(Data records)
- - -

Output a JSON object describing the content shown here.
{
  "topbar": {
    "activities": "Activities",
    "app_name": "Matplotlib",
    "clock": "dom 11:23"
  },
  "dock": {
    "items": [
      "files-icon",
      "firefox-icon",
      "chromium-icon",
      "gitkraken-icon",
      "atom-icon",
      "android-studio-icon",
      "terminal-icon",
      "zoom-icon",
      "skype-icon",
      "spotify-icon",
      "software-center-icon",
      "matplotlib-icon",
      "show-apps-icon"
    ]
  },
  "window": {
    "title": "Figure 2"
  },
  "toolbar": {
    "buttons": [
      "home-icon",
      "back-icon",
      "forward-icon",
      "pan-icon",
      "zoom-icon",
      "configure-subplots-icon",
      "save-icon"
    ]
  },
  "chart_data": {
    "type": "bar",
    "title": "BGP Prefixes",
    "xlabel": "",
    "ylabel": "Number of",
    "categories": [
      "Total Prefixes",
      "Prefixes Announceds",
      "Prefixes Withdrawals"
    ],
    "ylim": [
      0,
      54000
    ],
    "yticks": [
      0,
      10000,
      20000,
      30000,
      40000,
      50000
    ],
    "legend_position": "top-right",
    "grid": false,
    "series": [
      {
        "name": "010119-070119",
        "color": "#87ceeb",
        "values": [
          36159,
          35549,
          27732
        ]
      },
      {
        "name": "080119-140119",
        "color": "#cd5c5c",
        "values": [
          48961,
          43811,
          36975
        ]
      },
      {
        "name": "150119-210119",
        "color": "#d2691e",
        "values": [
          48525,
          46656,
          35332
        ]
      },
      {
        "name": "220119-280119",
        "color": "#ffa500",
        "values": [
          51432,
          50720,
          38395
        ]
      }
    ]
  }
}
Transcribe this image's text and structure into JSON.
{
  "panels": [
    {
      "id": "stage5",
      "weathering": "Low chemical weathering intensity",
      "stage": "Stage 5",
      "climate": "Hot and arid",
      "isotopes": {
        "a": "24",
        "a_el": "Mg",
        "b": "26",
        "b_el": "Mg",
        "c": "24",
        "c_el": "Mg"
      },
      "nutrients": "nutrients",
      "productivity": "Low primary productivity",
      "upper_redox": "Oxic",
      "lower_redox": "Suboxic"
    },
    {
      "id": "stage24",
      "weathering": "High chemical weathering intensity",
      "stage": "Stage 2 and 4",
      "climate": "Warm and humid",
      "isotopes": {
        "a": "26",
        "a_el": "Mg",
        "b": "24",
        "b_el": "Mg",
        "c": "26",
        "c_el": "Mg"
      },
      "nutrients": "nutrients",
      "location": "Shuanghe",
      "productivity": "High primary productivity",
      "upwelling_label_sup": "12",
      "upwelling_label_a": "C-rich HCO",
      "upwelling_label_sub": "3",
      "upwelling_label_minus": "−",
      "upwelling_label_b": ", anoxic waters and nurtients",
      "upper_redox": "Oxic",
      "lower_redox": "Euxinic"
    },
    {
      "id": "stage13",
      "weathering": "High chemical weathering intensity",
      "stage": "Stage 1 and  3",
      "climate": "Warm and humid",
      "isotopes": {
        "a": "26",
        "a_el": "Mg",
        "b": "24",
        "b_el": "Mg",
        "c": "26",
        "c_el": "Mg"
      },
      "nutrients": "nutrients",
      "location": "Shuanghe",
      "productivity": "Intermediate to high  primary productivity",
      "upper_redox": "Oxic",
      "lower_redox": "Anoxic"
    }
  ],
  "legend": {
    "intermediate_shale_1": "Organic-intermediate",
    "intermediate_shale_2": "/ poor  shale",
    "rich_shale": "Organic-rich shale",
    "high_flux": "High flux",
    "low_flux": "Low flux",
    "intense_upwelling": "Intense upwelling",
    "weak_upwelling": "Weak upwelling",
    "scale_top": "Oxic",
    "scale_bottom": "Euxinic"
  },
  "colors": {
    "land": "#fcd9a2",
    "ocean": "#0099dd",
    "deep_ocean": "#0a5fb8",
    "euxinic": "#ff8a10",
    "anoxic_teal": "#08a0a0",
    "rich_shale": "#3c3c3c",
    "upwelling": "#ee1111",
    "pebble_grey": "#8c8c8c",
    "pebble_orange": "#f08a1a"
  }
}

- - -

» **Directions for this task**
Please reproduce the entire listing, exactly as shown.

» **Exercise solution**
Output a JSON object describing the content shown here.
{
  "topbar": {
    "activities": "Activities",
    "app_name": "Matplotlib",
    "clock": "dom 11:23"
  },
  "dock": {
    "items": [
      "files-icon",
      "firefox-icon",
      "chromium-icon",
      "gitkraken-icon",
      "atom-icon",
      "android-studio-icon",
      "terminal-icon",
      "zoom-icon",
      "skype-icon",
      "spotify-icon",
      "software-center-icon",
      "matplotlib-icon",
      "show-apps-icon"
    ]
  },
  "window": {
    "title": "Figure 2"
  },
  "toolbar": {
    "buttons": [
      "home-icon",
      "back-icon",
      "forward-icon",
      "pan-icon",
      "zoom-icon",
      "configure-subplots-icon",
      "save-icon"
    ]
  },
  "chart_data": {
    "type": "bar",
    "title": "BGP Prefixes",
    "xlabel": "",
    "ylabel": "Number of",
    "categories": [
      "Total Prefixes",
      "Prefixes Announceds",
      "Prefixes Withdrawals"
    ],
    "ylim": [
      0,
      54000
    ],
    "yticks": [
      0,
      10000,
      20000,
      30000,
      40000,
      50000
    ],
    "legend_position": "top-right",
    "grid": false,
    "series": [
      {
        "name": "010119-070119",
        "color": "#87ceeb",
        "values": [
          36159,
          35549,
          27732
        ]
      },
      {
        "name": "080119-140119",
        "color": "#cd5c5c",
        "values": [
          48961,
          43811,
          36975
        ]
      },
      {
        "name": "150119-210119",
        "color": "#d2691e",
        "values": [
          48525,
          46656,
          35332
        ]
      },
      {
        "name": "220119-280119",
        "color": "#ffa500",
        "values": [
          51432,
          50720,
          38395
        ]
      }
    ]
  }
}
Transcribe this image's text and structure into JSON.
{
  "panels": [
    {
      "id": "stage5",
      "weathering": "Low chemical weathering intensity",
      "stage": "Stage 5",
      "climate": "Hot and arid",
      "isotopes": {
        "a": "24",
        "a_el": "Mg",
        "b": "26",
        "b_el": "Mg",
        "c": "24",
        "c_el": "Mg"
      },
      "nutrients": "nutrients",
      "productivity": "Low primary productivity",
      "upper_redox": "Oxic",
      "lower_redox": "Suboxic"
    },
    {
      "id": "stage24",
      "weathering": "High chemical weathering intensity",
      "stage": "Stage 2 and 4",
      "climate": "Warm and humid",
      "isotopes": {
        "a": "26",
        "a_el": "Mg",
        "b": "24",
        "b_el": "Mg",
        "c": "26",
        "c_el": "Mg"
      },
      "nutrients": "nutrients",
      "location": "Shuanghe",
      "productivity": "High primary productivity",
      "upwelling_label_sup": "12",
      "upwelling_label_a": "C-rich HCO",
      "upwelling_label_sub": "3",
      "upwelling_label_minus": "−",
      "upwelling_label_b": ", anoxic waters and nurtients",
      "upper_redox": "Oxic",
      "lower_redox": "Euxinic"
    },
    {
      "id": "stage13",
      "weathering": "High chemical weathering intensity",
      "stage": "Stage 1 and  3",
      "climate": "Warm and humid",
      "isotopes": {
        "a": "26",
        "a_el": "Mg",
        "b": "24",
        "b_el": "Mg",
        "c": "26",
        "c_el": "Mg"
      },
      "nutrients": "nutrients",
      "location": "Shuanghe",
      "productivity": "Intermediate to high  primary productivity",
      "upper_redox": "Oxic",
      "lower_redox": "Anoxic"
    }
  ],
  "legend": {
    "intermediate_shale_1": "Organic-intermediate",
    "intermediate_shale_2": "/ poor  shale",
    "rich_shale": "Organic-rich shale",
    "high_flux": "High flux",
    "low_flux": "Low flux",
    "intense_upwelling": "Intense upwelling",
    "weak_upwelling": "Weak upwelling",
    "scale_top": "Oxic",
    "scale_bottom": "Euxinic"
  },
  "colors": {
    "land": "#fcd9a2",
    "ocean": "#0099dd",
    "deep_ocean": "#0a5fb8",
    "euxinic": "#ff8a10",
    "anoxic_teal": "#08a0a0",
    "rich_shale": "#3c3c3c",
    "upwelling": "#ee1111",
    "pebble_grey": "#8c8c8c",
    "pebble_orange": "#f08a1a"
  }
}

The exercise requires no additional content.